Where does the string "studies" appear in the records? Copy every line that contains it.

==*==

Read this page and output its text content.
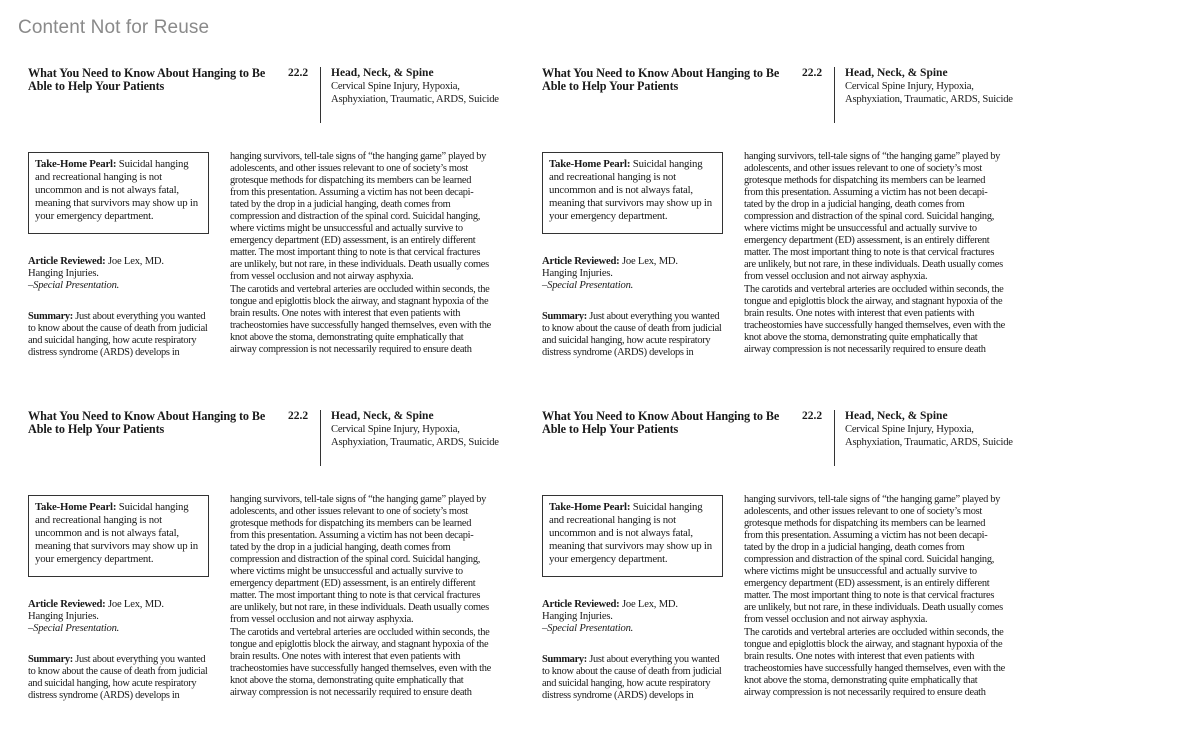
Content Not for Reuse
What You Need to Know About Hanging to Be Able to Help Your Patients
22.2 Head, Neck, & Spine
Cervical Spine Injury, Hypoxia, Asphyxiation, Traumatic, ARDS, Suicide
Take-Home Pearl: Suicidal hanging and recreational hanging is not uncommon and is not always fatal, meaning that survivors may show up in your emergency department.
Article Reviewed: Joe Lex, MD.
Hanging Injuries.
–Special Presentation.
Summary: Just about everything you wanted to know about the cause of death from judicial and suicidal hanging, how acute respiratory distress syndrome (ARDS) develops in

hanging survivors, tell-tale signs of “the hanging game” played by adolescents, and other issues relevant to one of society’s most grotesque methods for dispatching its members can be learned from this presentation. Assuming a victim has not been decapi-tated by the drop in a judicial hanging, death comes from compression and distraction of the spinal cord. Suicidal hanging, where victims might be unsuccessful and actually survive to emergency department (ED) assessment, is an entirely different matter. The most important thing to note is that cervical fractures are unlikely, but not rare, in these individuals. Death usually comes from vessel occlusion and not airway asphyxia.

The carotids and vertebral arteries are occluded within seconds, the tongue and epiglottis block the airway, and stagnant hypoxia of the brain results. One notes with interest that even patients with tracheostomies have successfully hanged themselves, even with the knot above the stoma, demonstrating quite emphatically that airway compression is not necessarily required to ensure death

What You Need to Know About Hanging to Be Able to Help Your Patients
22.2 Head, Neck, & Spine
Cervical Spine Injury, Hypoxia, Asphyxiation, Traumatic, ARDS, Suicide
Take-Home Pearl: Suicidal hanging and recreational hanging is not uncommon and is not always fatal, meaning that survivors may show up in your emergency department.
Article Reviewed: Joe Lex, MD.
Hanging Injuries.
–Special Presentation.
Summary: Just about everything you wanted to know about the cause of death from judicial and suicidal hanging, how acute respiratory distress syndrome (ARDS) develops in

hanging survivors, tell-tale signs of “the hanging game” played by adolescents, and other issues relevant to one of society’s most grotesque methods for dispatching its members can be learned from this presentation. Assuming a victim has not been decapi-tated by the drop in a judicial hanging, death comes from compression and distraction of the spinal cord. Suicidal hanging, where victims might be unsuccessful and actually survive to emergency department (ED) assessment, is an entirely different matter. The most important thing to note is that cervical fractures are unlikely, but not rare, in these individuals. Death usually comes from vessel occlusion and not airway asphyxia.

The carotids and vertebral arteries are occluded within seconds, the tongue and epiglottis block the airway, and stagnant hypoxia of the brain results. One notes with interest that even patients with tracheostomies have successfully hanged themselves, even with the knot above the stoma, demonstrating quite emphatically that airway compression is not necessarily required to ensure death

What You Need to Know About Hanging to Be Able to Help Your Patients
22.2 Head, Neck, & Spine
Cervical Spine Injury, Hypoxia, Asphyxiation, Traumatic, ARDS, Suicide
Take-Home Pearl: Suicidal hanging and recreational hanging is not uncommon and is not always fatal, meaning that survivors may show up in your emergency department.
Article Reviewed: Joe Lex, MD.
Hanging Injuries.
–Special Presentation.
Summary: Just about everything you wanted to know about the cause of death from judicial and suicidal hanging, how acute respiratory distress syndrome (ARDS) develops in

hanging survivors, tell-tale signs of “the hanging game” played by adolescents, and other issues relevant to one of society’s most grotesque methods for dispatching its members can be learned from this presentation. Assuming a victim has not been decapi-tated by the drop in a judicial hanging, death comes from compression and distraction of the spinal cord. Suicidal hanging, where victims might be unsuccessful and actually survive to emergency department (ED) assessment, is an entirely different matter. The most important thing to note is that cervical fractures are unlikely, but not rare, in these individuals. Death usually comes from vessel occlusion and not airway asphyxia.

The carotids and vertebral arteries are occluded within seconds, the tongue and epiglottis block the airway, and stagnant hypoxia of the brain results. One notes with interest that even patients with tracheostomies have successfully hanged themselves, even with the knot above the stoma, demonstrating quite emphatically that airway compression is not necessarily required to ensure death

What You Need to Know About Hanging to Be Able to Help Your Patients
22.2 Head, Neck, & Spine
Cervical Spine Injury, Hypoxia, Asphyxiation, Traumatic, ARDS, Suicide
Take-Home Pearl: Suicidal hanging and recreational hanging is not uncommon and is not always fatal, meaning that survivors may show up in your emergency department.
Article Reviewed: Joe Lex, MD.
Hanging Injuries.
–Special Presentation.
Summary: Just about everything you wanted to know about the cause of death from judicial and suicidal hanging, how acute respiratory distress syndrome (ARDS) develops in

hanging survivors, tell-tale signs of “the hanging game” played by adolescents, and other issues relevant to one of society’s most grotesque methods for dispatching its members can be learned from this presentation. Assuming a victim has not been decapi-tated by the drop in a judicial hanging, death comes from compression and distraction of the spinal cord. Suicidal hanging, where victims might be unsuccessful and actually survive to emergency department (ED) assessment, is an entirely different matter. The most important thing to note is that cervical fractures are unlikely, but not rare, in these individuals. Death usually comes from vessel occlusion and not airway asphyxia.

The carotids and vertebral arteries are occluded within seconds, the tongue and epiglottis block the airway, and stagnant hypoxia of the brain results. One notes with interest that even patients with tracheostomies have successfully hanged themselves, even with the knot above the stoma, demonstrating quite emphatically that airway compression is not necessarily required to ensure death
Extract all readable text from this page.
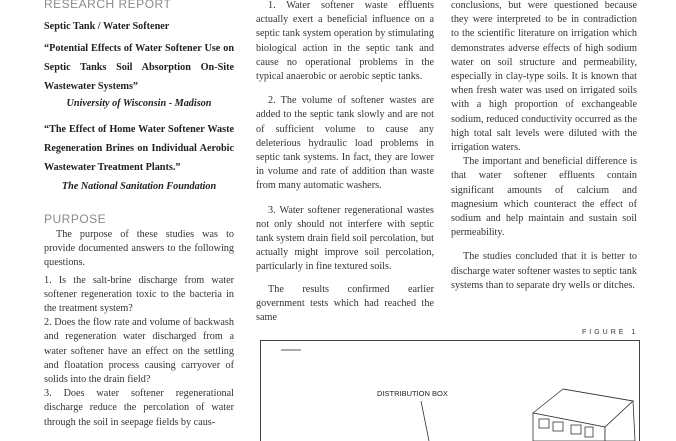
RESEARCH REPORT

Septic Tank / Water Softener

“Potential Effects of Water Softener Use on Septic Tanks Soil Absorption On-Site Wastewater Systems”

University of Wisconsin - Madison

“The Effect of Home Water Softener Waste Regeneration Brines on Individual Aerobic Wastewater Treatment Plants.”

The National Sanitation Foundation

PURPOSE

The purpose of these studies was to provide documented answers to the following questions.

1. Is the salt-brine discharge from water softener regeneration toxic to the bacteria in the treatment system?

2. Does the flow rate and volume of backwash and regeneration water discharged from a water softener have an effect on the settling and floatation process causing carryover of solids into the drain field?

3. Does water softener regenerational discharge reduce the percolation of water through the soil in seepage fields by caus-

1. Water softener waste effluents actually exert a beneficial influence on a septic tank system operation by stimulating biological action in the septic tank and cause no operational problems in the typical anaerobic or aerobic septic tanks.

2. The volume of softener wastes are added to the septic tank slowly and are not of sufficient volume to cause any deleterious hydraulic load problems in septic tank systems. In fact, they are lower in volume and rate of addition than waste from many automatic washers.

3. Water softener regenerational wastes not only should not interfere with septic tank system drain field soil percolation, but actually might improve soil percolation, particularly in fine textured soils.

The results confirmed earlier government tests which had reached the same

conclusions, but were questioned because they were interpreted to be in contradiction to the scientific literature on irrigation which demonstrates adverse effects of high sodium water on soil structure and permeability, especially in clay-type soils. It is known that when fresh water was used on irrigated soils with a high proportion of exchangeable sodium, reduced conductivity occurred as the high total salt levels were diluted with the irrigation waters.

The important and beneficial difference is that water softener effluents contain significant amounts of calcium and magnesium which counteract the effect of sodium and help maintain and sustain soil permeability.

The studies concluded that it is better to discharge water softener wastes to septic tank systems than to separate dry wells or ditches.

FIGURE 1
DISTRIBUTION BOX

==*==

# ANSWER SPACE
The purpose of these studies was to provide documented answers to the following questions.
The studies concluded that it is better to discharge water softener wastes to septic tank systems than to separate dry wells or ditches.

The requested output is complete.